* [TASK A]:
Summarize the Barbara Napier profile in two sentences.

BARBARA Napier has to be the busiest amateur girl boxer in the middle west -- perhaps anywhere in North America.  The 20-year-old native of Lima, Ohio,  fighting out of Dayton, was on a vacation in 1974 with a girl friend when she spotted an unusual ad in a Tyler, Texas newspaper.

"We saw this ad for girl boxers, so I figured I would give it a try.  I went down to the gym and talked to them," Barbara recalls.  The promoters turned her loose in the gym with a minimum instruction, jumping rope, hitting a punching bag, calisthenics and a variety of other techniques employed by boxers to build up their stamina.  From the first time she put on a pair of boxing gloves, Barbara was hooked.  "They felt really good....like I'd always wore them."   The bouts were four one-minute rounds and the only serious advice the Texas ringman gave her was to "get in there and do the best you can."  Ms. Napier doesn't remember being scared.  "No, I wasn't, not really.  I just knew I had to protect myself and stay away."  Barbara had a perfect debut.  She not only won the decision but was awarded a special trophy for her performance.  The angular young woman (she stands five-foot, six inches and weighs 112 pounds) won two more bouts in Tyler and then invaded Dallas where  distaff boxers were reportedly more plentiful.   Before returning to Dayton, Napier compiled an undefeated string of five wins and one draw.

* [TASK B]:
Copy out the drawing description entries, starting with the line that contains "Patent image size: (893, 652)." and going on through the line that contains "The centrifugal rotator 37 is at (738, 228).".

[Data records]
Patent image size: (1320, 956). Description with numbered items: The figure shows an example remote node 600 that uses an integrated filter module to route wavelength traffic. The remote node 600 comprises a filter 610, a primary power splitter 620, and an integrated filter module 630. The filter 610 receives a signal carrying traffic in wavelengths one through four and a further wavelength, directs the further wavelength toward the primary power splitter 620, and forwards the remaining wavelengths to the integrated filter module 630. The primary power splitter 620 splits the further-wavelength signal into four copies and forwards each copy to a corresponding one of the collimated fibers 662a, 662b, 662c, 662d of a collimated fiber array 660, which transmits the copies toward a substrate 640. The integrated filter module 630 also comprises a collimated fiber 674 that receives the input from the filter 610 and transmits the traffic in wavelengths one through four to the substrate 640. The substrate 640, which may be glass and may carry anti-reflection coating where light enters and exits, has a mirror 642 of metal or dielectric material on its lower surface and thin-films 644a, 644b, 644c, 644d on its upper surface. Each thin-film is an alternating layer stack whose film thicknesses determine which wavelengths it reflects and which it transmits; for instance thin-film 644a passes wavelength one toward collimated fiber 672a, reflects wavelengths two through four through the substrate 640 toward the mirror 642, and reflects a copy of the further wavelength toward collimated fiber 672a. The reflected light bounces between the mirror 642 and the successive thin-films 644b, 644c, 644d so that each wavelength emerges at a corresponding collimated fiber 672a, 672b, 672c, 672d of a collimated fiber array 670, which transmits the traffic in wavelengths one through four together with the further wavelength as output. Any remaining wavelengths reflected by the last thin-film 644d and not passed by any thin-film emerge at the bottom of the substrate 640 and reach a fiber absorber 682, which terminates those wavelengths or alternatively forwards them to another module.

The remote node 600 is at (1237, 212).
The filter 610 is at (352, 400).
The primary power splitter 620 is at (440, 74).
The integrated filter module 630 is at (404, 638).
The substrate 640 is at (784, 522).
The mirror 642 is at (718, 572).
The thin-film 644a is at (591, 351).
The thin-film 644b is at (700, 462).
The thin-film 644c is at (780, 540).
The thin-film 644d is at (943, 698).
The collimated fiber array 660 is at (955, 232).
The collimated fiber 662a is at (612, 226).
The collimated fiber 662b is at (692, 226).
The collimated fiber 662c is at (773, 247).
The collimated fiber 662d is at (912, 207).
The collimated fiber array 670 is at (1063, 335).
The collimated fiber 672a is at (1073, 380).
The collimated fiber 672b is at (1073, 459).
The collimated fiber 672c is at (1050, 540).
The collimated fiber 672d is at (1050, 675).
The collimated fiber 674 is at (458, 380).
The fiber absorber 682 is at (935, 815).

--

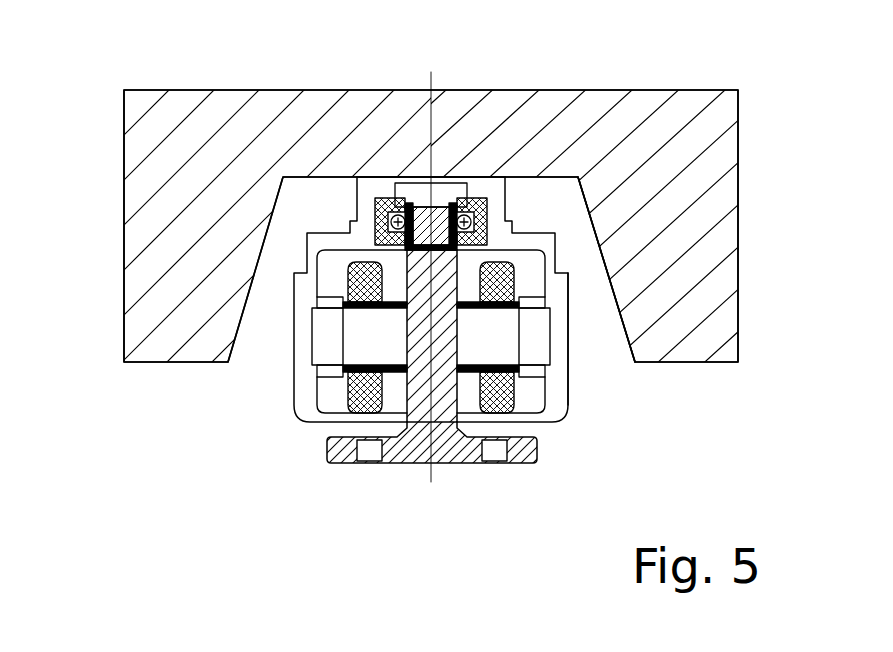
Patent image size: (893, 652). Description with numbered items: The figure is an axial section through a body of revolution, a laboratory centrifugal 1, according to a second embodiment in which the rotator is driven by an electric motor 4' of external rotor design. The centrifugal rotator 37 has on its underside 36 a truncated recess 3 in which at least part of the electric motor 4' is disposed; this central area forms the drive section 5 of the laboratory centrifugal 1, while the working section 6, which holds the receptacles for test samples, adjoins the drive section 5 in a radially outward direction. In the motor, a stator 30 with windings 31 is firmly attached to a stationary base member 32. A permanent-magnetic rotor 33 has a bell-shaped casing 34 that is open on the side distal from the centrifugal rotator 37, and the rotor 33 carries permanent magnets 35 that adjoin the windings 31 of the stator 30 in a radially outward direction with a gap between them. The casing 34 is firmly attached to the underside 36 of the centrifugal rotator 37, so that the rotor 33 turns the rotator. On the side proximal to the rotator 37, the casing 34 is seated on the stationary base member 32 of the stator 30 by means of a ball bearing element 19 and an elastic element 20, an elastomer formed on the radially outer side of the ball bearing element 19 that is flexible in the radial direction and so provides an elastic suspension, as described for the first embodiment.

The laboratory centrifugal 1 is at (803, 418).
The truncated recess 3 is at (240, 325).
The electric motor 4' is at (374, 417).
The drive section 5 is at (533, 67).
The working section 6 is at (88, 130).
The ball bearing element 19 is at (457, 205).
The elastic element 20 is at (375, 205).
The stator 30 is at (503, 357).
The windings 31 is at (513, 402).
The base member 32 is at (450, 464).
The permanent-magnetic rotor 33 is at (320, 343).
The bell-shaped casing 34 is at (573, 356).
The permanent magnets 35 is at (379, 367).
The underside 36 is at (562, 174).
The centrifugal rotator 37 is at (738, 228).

* [EXERCISE ANSWER A]:
Barbara Napier, a 20-year-old from Lima, Ohio, who fights out of Dayton, tried boxing after she spotted an ad for girl boxers in a Tyler, Texas newspaper while on vacation in 1974. She won her first bout and a special trophy, won two more in Tyler, and then fought in Dallas, compiling an undefeated string of five wins and one draw before returning to Dayton.

* [EXERCISE ANSWER B]:
Patent image size: (893, 652). Description with numbered items: The figure is an axial section through a body of revolution, a laboratory centrifugal 1, according to a second embodiment in which the rotator is driven by an electric motor 4' of external rotor design. The centrifugal rotator 37 has on its underside 36 a truncated recess 3 in which at least part of the electric motor 4' is disposed; this central area forms the drive section 5 of the laboratory centrifugal 1, while the working section 6, which holds the receptacles for test samples, adjoins the drive section 5 in a radially outward direction. In the motor, a stator 30 with windings 31 is firmly attached to a stationary base member 32. A permanent-magnetic rotor 33 has a bell-shaped casing 34 that is open on the side distal from the centrifugal rotator 37, and the rotor 33 carries permanent magnets 35 that adjoin the windings 31 of the stator 30 in a radially outward direction with a gap between them. The casing 34 is firmly attached to the underside 36 of the centrifugal rotator 37, so that the rotor 33 turns the rotator. On the side proximal to the rotator 37, the casing 34 is seated on the stationary base member 32 of the stator 30 by means of a ball bearing element 19 and an elastic element 20, an elastomer formed on the radially outer side of the ball bearing element 19 that is flexible in the radial direction and so provides an elastic suspension, as described for the first embodiment.

The laboratory centrifugal 1 is at (803, 418).
The truncated recess 3 is at (240, 325).
The electric motor 4' is at (374, 417).
The drive section 5 is at (533, 67).
The working section 6 is at (88, 130).
The ball bearing element 19 is at (457, 205).
The elastic element 20 is at (375, 205).
The stator 30 is at (503, 357).
The windings 31 is at (513, 402).
The base member 32 is at (450, 464).
The permanent-magnetic rotor 33 is at (320, 343).
The bell-shaped casing 34 is at (573, 356).
The permanent magnets 35 is at (379, 367).
The underside 36 is at (562, 174).
The centrifugal rotator 37 is at (738, 228).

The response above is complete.